• _Exercise requirements_:
The listing below must be repeated word for word, with its images excluded.

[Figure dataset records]
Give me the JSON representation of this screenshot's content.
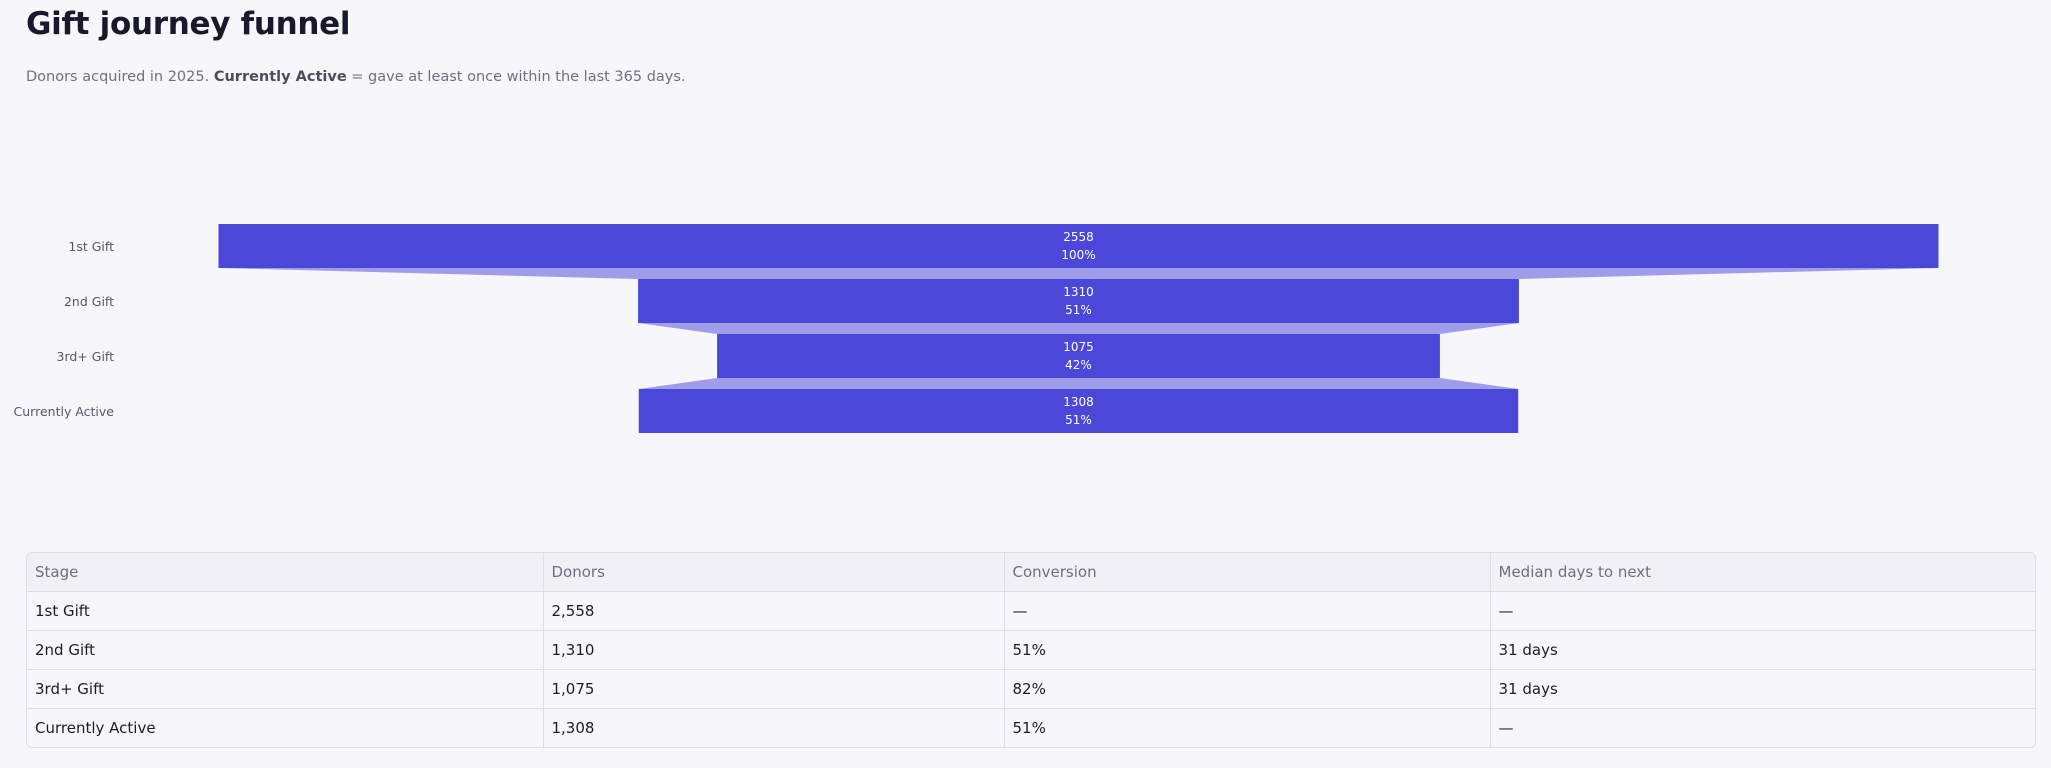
{
  "page": {
    "title": "Gift journey funnel",
    "subtitle_prefix": "Donors acquired in 2025. ",
    "subtitle_bold": "Currently Active",
    "subtitle_suffix": " = gave at least once within the last 365 days."
  },
  "colors": {
    "bar": "#4a47d9",
    "connector": "#9f9de9"
  },
  "chart_data": {
    "type": "funnel",
    "categories": [
      "1st Gift",
      "2nd Gift",
      "3rd+ Gift",
      "Currently Active"
    ],
    "values": [
      2558,
      1310,
      1075,
      1308
    ],
    "percent_labels": [
      "100%",
      "51%",
      "42%",
      "51%"
    ]
  },
  "table": {
    "columns": [
      "Stage",
      "Donors",
      "Conversion",
      "Median days to next"
    ],
    "rows": [
      [
        "1st Gift",
        "2,558",
        "—",
        "—"
      ],
      [
        "2nd Gift",
        "1,310",
        "51%",
        "31 days"
      ],
      [
        "3rd+ Gift",
        "1,075",
        "82%",
        "31 days"
      ],
      [
        "Currently Active",
        "1,308",
        "51%",
        "—"
      ]
    ]
  }
}
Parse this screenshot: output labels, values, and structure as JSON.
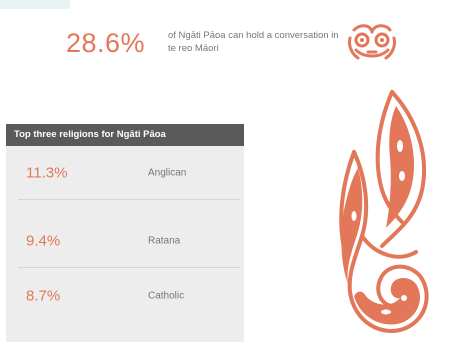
{
  "stat": {
    "value": "28.6%",
    "text": "of Ngāti Pāoa can hold a conversation in te reo Māori"
  },
  "religions": {
    "title": "Top three religions for Ngāti Pāoa",
    "rows": [
      {
        "percent": "11.3%",
        "name": "Anglican"
      },
      {
        "percent": "9.4%",
        "name": "Ratana"
      },
      {
        "percent": "8.7%",
        "name": "Catholic"
      }
    ]
  },
  "colors": {
    "accent": "#e2775a",
    "header_bg": "#5a5a5a",
    "panel_bg": "#ededed"
  },
  "icons": [
    "tiki-icon",
    "koru-carving-illustration"
  ]
}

• _The response_:
Give me the JSON representation of this screenshot's content.
{
  "page": {
    "title": "Gift journey funnel",
    "subtitle_prefix": "Donors acquired in 2025. ",
    "subtitle_bold": "Currently Active",
    "subtitle_suffix": " = gave at least once within the last 365 days."
  },
  "colors": {
    "bar": "#4a47d9",
    "connector": "#9f9de9"
  },
  "chart_data": {
    "type": "funnel",
    "categories": [
      "1st Gift",
      "2nd Gift",
      "3rd+ Gift",
      "Currently Active"
    ],
    "values": [
      2558,
      1310,
      1075,
      1308
    ],
    "percent_labels": [
      "100%",
      "51%",
      "42%",
      "51%"
    ]
  },
  "table": {
    "columns": [
      "Stage",
      "Donors",
      "Conversion",
      "Median days to next"
    ],
    "rows": [
      [
        "1st Gift",
        "2,558",
        "—",
        "—"
      ],
      [
        "2nd Gift",
        "1,310",
        "51%",
        "31 days"
      ],
      [
        "3rd+ Gift",
        "1,075",
        "82%",
        "31 days"
      ],
      [
        "Currently Active",
        "1,308",
        "51%",
        "—"
      ]
    ]
  }
}
Parse this screenshot: output labels, values, and structure as JSON.
{
  "stat": {
    "value": "28.6%",
    "text": "of Ngāti Pāoa can hold a conversation in te reo Māori"
  },
  "religions": {
    "title": "Top three religions for Ngāti Pāoa",
    "rows": [
      {
        "percent": "11.3%",
        "name": "Anglican"
      },
      {
        "percent": "9.4%",
        "name": "Ratana"
      },
      {
        "percent": "8.7%",
        "name": "Catholic"
      }
    ]
  },
  "colors": {
    "accent": "#e2775a",
    "header_bg": "#5a5a5a",
    "panel_bg": "#ededed"
  },
  "icons": [
    "tiki-icon",
    "koru-carving-illustration"
  ]
}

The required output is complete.